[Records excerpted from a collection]

'''

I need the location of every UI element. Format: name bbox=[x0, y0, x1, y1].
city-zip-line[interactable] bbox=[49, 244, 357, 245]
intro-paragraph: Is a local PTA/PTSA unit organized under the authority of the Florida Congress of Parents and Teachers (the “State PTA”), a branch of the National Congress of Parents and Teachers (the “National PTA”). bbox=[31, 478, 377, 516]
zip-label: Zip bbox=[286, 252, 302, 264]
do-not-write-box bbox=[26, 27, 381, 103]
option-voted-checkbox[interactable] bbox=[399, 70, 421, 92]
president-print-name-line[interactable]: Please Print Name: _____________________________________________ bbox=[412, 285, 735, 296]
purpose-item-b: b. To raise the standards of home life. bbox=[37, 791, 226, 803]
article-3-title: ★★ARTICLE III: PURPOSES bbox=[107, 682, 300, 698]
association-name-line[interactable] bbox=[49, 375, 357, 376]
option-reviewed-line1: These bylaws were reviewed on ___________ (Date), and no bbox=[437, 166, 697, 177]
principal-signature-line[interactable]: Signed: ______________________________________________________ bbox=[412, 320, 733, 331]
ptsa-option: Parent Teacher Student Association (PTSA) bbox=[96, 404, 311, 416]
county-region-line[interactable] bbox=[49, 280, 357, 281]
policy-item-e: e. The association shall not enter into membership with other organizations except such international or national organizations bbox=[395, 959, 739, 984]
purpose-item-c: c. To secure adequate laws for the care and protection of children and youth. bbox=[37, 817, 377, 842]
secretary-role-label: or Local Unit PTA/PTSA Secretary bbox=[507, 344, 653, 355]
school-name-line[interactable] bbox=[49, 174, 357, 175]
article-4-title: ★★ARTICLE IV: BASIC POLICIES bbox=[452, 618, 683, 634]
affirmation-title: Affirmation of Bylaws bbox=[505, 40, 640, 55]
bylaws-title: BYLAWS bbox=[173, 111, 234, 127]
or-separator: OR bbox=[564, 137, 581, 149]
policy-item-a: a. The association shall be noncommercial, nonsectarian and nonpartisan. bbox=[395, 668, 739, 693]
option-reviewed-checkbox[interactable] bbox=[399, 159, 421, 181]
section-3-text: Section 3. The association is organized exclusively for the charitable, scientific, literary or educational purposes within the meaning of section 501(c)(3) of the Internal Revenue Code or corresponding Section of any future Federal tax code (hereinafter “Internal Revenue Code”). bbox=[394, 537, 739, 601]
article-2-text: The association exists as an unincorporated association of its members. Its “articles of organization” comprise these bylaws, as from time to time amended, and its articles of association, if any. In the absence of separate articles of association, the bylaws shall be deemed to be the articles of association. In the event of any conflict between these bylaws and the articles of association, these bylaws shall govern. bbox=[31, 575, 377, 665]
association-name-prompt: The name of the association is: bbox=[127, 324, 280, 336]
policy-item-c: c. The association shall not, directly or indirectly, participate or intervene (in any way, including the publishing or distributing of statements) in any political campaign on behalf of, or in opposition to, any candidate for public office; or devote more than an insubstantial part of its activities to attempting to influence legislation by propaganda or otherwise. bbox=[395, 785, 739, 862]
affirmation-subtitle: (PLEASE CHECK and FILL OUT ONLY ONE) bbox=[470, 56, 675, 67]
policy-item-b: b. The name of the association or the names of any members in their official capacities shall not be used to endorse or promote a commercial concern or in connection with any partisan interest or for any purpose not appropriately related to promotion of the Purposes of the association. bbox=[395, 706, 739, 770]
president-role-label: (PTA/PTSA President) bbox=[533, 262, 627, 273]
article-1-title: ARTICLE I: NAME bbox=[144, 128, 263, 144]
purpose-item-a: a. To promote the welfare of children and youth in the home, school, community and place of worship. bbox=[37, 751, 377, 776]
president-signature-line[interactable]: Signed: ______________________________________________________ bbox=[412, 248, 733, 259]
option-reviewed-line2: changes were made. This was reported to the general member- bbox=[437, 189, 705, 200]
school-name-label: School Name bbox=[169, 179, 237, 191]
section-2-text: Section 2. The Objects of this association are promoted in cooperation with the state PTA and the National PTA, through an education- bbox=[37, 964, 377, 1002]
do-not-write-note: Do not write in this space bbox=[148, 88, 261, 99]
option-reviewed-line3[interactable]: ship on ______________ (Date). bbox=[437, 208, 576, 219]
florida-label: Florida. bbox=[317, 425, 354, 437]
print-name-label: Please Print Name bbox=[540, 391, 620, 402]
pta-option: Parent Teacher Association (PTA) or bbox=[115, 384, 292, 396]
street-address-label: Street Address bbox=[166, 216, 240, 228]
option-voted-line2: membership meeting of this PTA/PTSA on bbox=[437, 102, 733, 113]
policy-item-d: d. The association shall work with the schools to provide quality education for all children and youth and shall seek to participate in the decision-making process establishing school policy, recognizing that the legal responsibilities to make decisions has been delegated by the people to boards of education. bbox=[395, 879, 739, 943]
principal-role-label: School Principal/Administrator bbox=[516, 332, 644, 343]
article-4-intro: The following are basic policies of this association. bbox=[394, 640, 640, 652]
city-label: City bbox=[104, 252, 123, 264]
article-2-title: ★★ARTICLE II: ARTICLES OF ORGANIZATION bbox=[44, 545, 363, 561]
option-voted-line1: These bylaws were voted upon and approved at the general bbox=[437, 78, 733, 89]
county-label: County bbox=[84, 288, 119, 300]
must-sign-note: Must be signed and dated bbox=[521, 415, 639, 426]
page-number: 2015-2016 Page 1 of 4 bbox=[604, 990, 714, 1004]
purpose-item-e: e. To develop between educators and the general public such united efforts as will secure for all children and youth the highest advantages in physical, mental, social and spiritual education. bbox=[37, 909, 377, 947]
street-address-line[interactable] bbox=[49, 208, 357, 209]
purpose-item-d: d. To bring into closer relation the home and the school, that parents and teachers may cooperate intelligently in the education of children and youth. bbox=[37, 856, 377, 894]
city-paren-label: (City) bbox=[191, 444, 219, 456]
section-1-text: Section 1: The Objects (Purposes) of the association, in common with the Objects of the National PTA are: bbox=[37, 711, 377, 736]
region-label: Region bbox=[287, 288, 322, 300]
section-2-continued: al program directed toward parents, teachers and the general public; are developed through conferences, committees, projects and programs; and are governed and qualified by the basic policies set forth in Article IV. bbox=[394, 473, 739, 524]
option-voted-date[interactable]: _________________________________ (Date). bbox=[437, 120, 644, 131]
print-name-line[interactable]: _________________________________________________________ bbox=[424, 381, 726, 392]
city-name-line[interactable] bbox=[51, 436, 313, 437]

'''

THE TASK
List each line in the listing above that contains the string "print".

THE RESULT
president-print-name-line[interactable]: Please Print Name: _____________________________________________ bbox=[412, 285, 735, 296]
print-name-label: Please Print Name bbox=[540, 391, 620, 402]
print-name-line[interactable]: _________________________________________________________ bbox=[424, 381, 726, 392]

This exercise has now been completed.